«Due eco-endoscopi spostati da Teramo ad Atri: una follia»

12 Aprile 2018

TERAMO. Il consigliere regionale del M5S Riccardo Mercante ha da ridire sul trasferimento di due strumenti di eco-endoscopia disposto dalla Asl dall’ospedale di Teramo a quello di Atri. Mercante...

TERAMO. Il consigliere regionale del M5S Riccardo Mercante ha da ridire sul trasferimento di due strumenti di eco-endoscopia disposto dalla Asl dall’ospedale di Teramo a quello di Atri. Mercante nutre dubbi sugli effetti negativi che lo spostamento avrebbe sulla garanzia della salute dei cittadini.
«L’ospedale di Teramo, infatti, dotato di un eccellente servizio di endoscopia con tre sale endoscopiche, è un punto di riferimento per tutte le specialità chirurgiche, oncologiche e radiologiche; l’eco-endoscopia al suo interno completa l’iter sia diagnostico che operativo di tutte le patologie afferenti l’apparato digerente. Pensare di privare l’ospedale del capoluogo di uno strumento come questo», sottolinea Mercante, «significherebbe impoverire l’intero presidio di una metodica essenziale oltre che aggravare i problemi organizzativi, provocare un sovraccarico della spesa sanitaria e non garantire la possibilità di far fronte alle urgenze». Le due attrezzature verrebbero spostate proprio nell’unità semplice a valenza dipartimentale di eco-endoscopia ma, fa notare Mercante, questa dista solo 20 chilometri da Pescara, dove esiste già lo stesso servizio.
«Se si considera che la maggior parte della popolazione della provincia è situata a nord della regione e che l’ospedale di Teramo è quello di riferimento, ancora più irragionevole appare la scelta del manager Fagnano e del direttore sanitario Mattucci di privare il proprio nosocomio degli strumenti di eco-endoscopia», incalza Mercante, che teme disagi alla popolazione.
«È doveroso, pertanto, che la Regione si attivi affinché l’unità operativa complessa di gastroenterologia ed endoscopia dell’ospedale di Teramo non subisca il depotenziamento di un reparto di eccellenza e possa continuare a garantire agli utenti una copertura adeguata a sostenere le esigenze della salute degli stessi», conclude Mercante.

Dati raccolti:
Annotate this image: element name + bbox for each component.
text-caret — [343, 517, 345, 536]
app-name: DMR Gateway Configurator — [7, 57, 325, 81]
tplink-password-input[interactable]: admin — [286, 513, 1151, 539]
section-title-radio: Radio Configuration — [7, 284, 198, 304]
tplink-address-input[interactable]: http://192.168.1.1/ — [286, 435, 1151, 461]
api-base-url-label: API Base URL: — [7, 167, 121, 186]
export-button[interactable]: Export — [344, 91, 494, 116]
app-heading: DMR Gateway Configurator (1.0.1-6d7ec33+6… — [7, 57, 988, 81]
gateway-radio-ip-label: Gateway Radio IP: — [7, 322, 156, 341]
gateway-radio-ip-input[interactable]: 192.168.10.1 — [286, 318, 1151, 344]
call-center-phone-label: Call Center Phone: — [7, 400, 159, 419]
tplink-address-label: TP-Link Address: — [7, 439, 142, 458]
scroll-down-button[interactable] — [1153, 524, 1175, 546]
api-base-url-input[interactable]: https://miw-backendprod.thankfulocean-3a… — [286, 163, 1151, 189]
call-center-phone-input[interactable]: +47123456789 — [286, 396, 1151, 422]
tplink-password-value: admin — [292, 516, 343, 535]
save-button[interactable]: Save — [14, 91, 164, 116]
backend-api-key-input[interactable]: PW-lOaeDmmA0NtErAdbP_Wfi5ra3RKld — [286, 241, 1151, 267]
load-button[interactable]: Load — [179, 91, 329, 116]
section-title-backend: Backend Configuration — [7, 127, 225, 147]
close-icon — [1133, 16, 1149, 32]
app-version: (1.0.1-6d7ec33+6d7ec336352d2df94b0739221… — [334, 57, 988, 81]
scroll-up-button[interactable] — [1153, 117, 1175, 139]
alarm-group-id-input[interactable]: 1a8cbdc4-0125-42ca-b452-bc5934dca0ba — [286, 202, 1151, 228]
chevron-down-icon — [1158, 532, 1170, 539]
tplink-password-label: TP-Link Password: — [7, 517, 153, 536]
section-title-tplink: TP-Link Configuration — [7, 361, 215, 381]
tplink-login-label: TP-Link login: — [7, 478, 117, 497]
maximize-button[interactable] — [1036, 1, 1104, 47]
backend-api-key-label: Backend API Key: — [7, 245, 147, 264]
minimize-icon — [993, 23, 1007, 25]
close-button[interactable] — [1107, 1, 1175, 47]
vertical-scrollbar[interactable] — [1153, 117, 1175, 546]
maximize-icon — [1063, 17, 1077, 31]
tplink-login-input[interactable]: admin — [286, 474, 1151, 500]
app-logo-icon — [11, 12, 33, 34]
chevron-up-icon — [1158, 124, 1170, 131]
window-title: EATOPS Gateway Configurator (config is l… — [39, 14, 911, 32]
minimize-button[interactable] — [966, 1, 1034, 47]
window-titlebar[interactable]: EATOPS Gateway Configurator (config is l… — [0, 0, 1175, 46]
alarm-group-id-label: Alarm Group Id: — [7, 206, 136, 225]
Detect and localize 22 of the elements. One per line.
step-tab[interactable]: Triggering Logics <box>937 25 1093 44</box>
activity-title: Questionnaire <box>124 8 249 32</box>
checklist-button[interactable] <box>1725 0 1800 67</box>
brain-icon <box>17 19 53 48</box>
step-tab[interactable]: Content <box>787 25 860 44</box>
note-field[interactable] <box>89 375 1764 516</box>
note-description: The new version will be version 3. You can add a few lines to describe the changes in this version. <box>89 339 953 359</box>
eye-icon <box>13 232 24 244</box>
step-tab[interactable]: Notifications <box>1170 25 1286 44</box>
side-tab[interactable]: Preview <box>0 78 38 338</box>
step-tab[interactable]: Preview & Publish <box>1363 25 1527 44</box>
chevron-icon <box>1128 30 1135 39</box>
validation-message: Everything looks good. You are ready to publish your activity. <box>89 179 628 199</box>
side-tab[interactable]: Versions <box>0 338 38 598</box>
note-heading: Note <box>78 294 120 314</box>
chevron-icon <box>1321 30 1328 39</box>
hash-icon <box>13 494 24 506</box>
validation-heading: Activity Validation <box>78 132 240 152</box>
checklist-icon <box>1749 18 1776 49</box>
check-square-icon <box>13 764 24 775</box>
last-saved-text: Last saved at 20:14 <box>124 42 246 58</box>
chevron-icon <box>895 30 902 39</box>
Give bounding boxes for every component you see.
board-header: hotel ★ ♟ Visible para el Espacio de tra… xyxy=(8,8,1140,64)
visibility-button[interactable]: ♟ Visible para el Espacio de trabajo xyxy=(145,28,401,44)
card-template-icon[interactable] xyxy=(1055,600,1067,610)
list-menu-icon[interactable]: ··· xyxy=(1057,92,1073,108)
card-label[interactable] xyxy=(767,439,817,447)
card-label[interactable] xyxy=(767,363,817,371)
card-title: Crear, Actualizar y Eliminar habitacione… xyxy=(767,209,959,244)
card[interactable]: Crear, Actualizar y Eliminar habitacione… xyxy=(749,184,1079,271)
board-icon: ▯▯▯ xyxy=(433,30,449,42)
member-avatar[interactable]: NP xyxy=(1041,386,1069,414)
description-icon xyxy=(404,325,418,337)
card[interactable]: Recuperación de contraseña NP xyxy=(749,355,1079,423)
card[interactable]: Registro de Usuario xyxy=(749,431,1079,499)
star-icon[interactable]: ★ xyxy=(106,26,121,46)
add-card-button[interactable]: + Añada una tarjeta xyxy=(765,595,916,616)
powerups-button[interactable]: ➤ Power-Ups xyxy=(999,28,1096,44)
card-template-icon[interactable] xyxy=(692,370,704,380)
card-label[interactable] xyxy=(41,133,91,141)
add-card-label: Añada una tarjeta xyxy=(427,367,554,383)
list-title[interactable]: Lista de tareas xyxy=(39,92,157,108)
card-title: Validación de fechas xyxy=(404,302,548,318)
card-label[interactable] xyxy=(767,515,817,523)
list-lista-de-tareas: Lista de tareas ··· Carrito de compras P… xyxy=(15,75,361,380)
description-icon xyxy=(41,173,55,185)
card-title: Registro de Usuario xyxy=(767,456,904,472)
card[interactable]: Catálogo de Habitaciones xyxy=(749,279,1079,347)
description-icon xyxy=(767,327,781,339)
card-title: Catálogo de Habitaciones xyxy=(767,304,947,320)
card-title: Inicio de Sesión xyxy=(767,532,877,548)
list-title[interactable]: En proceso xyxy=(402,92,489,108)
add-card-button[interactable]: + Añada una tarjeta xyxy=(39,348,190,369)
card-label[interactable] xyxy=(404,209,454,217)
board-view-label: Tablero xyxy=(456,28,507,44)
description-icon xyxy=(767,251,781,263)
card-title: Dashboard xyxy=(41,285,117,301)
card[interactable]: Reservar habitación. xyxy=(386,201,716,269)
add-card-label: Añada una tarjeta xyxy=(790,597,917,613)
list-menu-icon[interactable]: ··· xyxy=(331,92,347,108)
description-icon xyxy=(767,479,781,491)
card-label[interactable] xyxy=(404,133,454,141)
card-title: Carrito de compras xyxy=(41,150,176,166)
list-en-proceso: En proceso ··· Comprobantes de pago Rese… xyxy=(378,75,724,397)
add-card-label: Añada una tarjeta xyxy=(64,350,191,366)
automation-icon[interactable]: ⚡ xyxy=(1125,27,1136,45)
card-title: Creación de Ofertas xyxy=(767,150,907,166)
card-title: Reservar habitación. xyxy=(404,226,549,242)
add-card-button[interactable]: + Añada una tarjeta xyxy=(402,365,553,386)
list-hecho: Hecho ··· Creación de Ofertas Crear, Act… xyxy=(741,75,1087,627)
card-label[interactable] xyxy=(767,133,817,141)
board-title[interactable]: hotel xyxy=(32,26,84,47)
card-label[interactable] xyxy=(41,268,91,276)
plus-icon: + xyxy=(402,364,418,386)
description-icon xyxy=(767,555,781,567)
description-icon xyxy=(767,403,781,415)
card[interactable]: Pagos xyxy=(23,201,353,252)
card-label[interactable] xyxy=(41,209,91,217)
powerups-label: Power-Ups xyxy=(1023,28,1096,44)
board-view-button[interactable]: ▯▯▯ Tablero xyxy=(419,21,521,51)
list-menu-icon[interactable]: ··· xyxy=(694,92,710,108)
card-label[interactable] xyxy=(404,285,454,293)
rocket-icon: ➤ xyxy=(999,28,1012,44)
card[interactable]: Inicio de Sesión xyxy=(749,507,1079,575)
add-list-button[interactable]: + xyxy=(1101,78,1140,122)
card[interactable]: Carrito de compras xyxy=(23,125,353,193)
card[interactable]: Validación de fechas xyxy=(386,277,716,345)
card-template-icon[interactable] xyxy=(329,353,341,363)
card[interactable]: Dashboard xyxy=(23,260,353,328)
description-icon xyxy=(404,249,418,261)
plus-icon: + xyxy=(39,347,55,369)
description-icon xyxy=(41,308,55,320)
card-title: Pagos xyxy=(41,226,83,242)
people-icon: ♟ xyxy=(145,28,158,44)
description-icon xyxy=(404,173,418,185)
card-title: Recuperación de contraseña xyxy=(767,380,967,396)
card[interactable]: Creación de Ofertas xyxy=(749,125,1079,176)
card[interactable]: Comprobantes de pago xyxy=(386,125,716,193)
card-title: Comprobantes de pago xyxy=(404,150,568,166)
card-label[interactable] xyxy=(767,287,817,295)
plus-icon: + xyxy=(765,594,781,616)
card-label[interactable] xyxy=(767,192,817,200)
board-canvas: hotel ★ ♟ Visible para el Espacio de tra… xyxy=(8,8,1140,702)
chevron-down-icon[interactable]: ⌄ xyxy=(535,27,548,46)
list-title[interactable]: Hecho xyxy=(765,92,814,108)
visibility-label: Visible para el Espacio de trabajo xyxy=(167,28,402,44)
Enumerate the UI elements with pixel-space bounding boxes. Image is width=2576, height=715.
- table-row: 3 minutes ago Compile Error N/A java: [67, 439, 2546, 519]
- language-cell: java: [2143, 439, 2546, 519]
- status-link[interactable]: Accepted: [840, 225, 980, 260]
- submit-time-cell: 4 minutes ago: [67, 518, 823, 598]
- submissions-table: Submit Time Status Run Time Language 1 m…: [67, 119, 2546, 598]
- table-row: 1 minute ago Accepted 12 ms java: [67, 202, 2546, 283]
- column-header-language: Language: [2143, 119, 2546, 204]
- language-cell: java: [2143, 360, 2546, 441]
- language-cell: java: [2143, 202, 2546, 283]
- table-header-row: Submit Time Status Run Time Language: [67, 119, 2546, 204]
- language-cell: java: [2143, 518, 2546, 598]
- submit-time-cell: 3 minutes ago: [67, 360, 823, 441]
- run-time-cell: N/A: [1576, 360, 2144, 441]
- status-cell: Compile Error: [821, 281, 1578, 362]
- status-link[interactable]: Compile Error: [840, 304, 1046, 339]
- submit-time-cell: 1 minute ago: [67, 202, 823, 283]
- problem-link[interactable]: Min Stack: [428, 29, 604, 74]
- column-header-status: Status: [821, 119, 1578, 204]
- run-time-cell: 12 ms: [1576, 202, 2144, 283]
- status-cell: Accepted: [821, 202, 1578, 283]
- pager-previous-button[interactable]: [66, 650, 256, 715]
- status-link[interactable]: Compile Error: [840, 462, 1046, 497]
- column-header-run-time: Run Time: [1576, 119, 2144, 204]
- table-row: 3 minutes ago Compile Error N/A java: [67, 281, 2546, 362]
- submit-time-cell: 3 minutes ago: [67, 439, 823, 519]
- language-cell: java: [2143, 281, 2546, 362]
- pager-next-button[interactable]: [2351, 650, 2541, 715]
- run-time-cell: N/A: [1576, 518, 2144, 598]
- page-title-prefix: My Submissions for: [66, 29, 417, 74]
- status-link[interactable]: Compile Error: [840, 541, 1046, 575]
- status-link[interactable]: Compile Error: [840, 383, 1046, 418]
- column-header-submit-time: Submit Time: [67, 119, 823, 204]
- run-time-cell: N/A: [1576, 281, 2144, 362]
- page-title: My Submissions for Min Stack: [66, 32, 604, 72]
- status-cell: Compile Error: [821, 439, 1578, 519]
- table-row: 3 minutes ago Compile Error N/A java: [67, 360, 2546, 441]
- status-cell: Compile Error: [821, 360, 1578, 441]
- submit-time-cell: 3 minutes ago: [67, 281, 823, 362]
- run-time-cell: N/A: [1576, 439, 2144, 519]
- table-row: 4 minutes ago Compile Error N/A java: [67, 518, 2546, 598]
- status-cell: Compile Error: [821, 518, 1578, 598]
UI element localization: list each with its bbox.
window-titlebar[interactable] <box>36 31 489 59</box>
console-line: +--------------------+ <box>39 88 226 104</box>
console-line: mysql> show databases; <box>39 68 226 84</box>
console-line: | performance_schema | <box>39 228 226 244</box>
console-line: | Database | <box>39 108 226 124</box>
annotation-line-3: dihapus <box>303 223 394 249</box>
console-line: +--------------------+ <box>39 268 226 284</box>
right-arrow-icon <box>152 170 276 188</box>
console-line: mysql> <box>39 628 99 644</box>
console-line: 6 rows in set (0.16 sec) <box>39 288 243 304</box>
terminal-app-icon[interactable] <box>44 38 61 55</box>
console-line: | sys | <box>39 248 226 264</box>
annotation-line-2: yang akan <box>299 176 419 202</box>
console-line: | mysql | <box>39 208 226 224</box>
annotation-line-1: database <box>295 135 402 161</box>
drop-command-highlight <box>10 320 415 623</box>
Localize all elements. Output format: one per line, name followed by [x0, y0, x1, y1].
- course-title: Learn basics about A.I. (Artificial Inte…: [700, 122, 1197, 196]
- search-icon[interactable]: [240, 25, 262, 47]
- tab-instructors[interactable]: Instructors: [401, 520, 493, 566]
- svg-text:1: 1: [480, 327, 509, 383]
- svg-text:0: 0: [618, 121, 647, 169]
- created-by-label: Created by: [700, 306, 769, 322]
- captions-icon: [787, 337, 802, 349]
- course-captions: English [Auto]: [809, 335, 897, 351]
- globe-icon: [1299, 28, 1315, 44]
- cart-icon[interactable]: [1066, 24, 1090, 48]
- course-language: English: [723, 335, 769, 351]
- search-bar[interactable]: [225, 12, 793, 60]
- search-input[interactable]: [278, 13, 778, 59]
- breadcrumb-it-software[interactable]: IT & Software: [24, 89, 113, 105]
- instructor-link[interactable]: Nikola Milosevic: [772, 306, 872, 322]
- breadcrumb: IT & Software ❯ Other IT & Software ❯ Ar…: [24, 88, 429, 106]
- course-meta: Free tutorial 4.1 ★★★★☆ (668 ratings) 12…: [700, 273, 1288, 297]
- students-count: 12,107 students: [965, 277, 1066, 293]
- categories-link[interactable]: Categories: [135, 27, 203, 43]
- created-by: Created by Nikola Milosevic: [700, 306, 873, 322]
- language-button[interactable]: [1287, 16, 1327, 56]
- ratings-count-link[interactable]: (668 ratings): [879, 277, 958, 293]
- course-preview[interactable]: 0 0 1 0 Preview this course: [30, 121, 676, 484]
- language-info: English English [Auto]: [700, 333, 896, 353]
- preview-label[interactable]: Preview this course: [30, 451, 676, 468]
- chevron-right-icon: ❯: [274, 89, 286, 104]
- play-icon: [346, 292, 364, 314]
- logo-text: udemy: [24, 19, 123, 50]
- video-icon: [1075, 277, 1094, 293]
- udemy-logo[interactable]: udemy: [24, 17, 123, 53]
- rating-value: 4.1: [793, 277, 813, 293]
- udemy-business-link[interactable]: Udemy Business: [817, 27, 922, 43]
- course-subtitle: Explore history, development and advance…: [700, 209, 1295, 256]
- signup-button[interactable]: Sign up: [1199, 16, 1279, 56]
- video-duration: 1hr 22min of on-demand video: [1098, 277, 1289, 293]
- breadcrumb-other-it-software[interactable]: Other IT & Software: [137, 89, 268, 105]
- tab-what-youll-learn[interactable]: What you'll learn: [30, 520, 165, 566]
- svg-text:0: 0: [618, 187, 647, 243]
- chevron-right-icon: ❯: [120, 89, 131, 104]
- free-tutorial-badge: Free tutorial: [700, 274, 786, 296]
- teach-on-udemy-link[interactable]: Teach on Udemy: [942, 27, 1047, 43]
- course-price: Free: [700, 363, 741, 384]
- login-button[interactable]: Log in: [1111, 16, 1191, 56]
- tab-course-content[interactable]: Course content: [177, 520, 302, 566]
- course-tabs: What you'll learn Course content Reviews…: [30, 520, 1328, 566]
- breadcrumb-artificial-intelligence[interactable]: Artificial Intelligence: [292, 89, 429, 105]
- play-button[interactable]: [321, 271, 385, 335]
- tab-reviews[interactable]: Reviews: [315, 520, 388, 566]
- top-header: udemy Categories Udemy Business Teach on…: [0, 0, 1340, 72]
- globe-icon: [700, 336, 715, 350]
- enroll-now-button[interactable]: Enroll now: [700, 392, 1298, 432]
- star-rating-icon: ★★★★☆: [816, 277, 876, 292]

▶ [ESERCIZI DA SVOLGERE]
1. Duplica dall'articolo sugli eco-endoscopi il passo che va da "12 Aprile 2018" a "salute dei cittadini.".
2. Secondo l'articolo sugli eco-endoscopi, quante sale endoscopiche ha il servizio di endoscopia dell'ospedale di Teramo?
3. Spiega in base all'articolo sugli eco-endoscopi perché a Mercante la scelta di privare l'ospedale di Teramo degli strumenti appare ancora più irragionevole.

▶ [SOLUZIONI DEGLI ESERCIZI]
1.
12 Aprile 2018

TERAMO. Il consigliere regionale del M5S Riccardo Mercante ha da ridire sul trasferimento di due strumenti di eco-endoscopia disposto dalla Asl dall’ospedale di Teramo a quello di Atri. Mercante...

TERAMO. Il consigliere regionale del M5S Riccardo Mercante ha da ridire sul trasferimento di due strumenti di eco-endoscopia disposto dalla Asl dall’ospedale di Teramo a quello di Atri. Mercante nutre dubbi sugli effetti negativi che lo spostamento avrebbe sulla garanzia della salute dei cittadini.

2. Tre sale endoscopiche.

3. La maggior parte della popolazione della provincia si trova a nord della regione. Inoltre l'ospedale di Teramo è quello di riferimento.